What the task requires: Find the string "JSON" in the entries and copy each line that has it.

Data excerpts:
[start]

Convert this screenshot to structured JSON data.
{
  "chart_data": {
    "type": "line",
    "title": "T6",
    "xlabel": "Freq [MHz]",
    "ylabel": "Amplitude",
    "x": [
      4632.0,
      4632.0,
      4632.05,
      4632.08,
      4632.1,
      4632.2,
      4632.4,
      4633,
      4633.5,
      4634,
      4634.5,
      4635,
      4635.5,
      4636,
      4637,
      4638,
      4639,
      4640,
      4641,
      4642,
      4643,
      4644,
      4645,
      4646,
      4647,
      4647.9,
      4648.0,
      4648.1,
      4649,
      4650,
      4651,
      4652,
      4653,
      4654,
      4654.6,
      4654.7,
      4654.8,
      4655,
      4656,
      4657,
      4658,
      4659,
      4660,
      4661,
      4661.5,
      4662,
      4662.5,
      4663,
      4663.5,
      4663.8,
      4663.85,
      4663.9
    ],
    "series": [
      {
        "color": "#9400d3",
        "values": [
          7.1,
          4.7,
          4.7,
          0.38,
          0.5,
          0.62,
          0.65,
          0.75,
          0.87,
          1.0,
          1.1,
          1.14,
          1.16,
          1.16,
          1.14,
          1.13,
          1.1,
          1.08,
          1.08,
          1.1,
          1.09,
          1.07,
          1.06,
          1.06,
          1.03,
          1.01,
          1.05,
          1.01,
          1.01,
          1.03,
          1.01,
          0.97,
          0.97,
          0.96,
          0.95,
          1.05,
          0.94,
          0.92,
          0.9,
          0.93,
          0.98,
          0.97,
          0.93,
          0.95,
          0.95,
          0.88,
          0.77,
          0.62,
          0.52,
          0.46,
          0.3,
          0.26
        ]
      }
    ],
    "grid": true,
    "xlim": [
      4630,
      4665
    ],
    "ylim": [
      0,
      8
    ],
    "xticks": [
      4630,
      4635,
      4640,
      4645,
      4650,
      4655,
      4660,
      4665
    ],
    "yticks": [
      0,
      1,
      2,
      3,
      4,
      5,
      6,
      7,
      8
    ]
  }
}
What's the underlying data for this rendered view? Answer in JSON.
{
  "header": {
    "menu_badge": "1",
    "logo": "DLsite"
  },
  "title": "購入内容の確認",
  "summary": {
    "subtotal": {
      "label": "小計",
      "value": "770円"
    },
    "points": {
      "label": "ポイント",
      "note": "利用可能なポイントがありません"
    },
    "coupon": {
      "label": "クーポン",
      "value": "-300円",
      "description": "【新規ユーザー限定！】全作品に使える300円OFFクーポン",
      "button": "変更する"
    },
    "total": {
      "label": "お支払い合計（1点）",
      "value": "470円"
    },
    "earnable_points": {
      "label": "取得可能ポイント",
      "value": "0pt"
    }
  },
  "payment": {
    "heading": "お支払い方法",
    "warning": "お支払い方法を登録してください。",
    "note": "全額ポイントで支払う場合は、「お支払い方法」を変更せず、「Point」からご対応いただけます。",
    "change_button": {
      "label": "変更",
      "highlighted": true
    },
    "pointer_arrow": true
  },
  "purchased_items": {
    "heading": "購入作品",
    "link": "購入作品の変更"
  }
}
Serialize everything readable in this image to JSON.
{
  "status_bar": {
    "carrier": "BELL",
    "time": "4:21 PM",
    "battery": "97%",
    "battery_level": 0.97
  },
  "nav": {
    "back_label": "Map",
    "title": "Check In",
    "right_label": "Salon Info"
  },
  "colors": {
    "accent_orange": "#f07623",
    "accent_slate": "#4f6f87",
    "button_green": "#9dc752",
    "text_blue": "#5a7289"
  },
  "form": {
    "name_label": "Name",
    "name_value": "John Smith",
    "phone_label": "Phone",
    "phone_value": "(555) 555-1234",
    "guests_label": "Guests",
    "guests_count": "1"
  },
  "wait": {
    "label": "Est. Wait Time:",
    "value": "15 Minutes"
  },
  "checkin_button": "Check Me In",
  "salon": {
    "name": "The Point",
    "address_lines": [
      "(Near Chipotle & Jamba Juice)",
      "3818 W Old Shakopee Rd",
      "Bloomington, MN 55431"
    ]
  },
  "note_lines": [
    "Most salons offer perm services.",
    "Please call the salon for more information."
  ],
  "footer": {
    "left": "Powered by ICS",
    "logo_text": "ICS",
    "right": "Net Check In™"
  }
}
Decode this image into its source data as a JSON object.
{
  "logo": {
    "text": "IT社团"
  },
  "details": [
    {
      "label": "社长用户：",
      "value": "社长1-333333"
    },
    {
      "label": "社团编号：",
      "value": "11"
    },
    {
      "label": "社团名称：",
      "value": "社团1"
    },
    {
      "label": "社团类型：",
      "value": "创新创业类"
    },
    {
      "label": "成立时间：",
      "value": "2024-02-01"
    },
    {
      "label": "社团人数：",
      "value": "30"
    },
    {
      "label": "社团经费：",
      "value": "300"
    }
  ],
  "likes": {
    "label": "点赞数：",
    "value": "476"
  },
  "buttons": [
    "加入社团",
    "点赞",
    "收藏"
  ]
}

[end]

Solution below:
Convert this screenshot to structured JSON data.
What's the underlying data for this rendered view? Answer in JSON.
Serialize everything readable in this image to JSON.
Decode this image into its source data as a JSON object.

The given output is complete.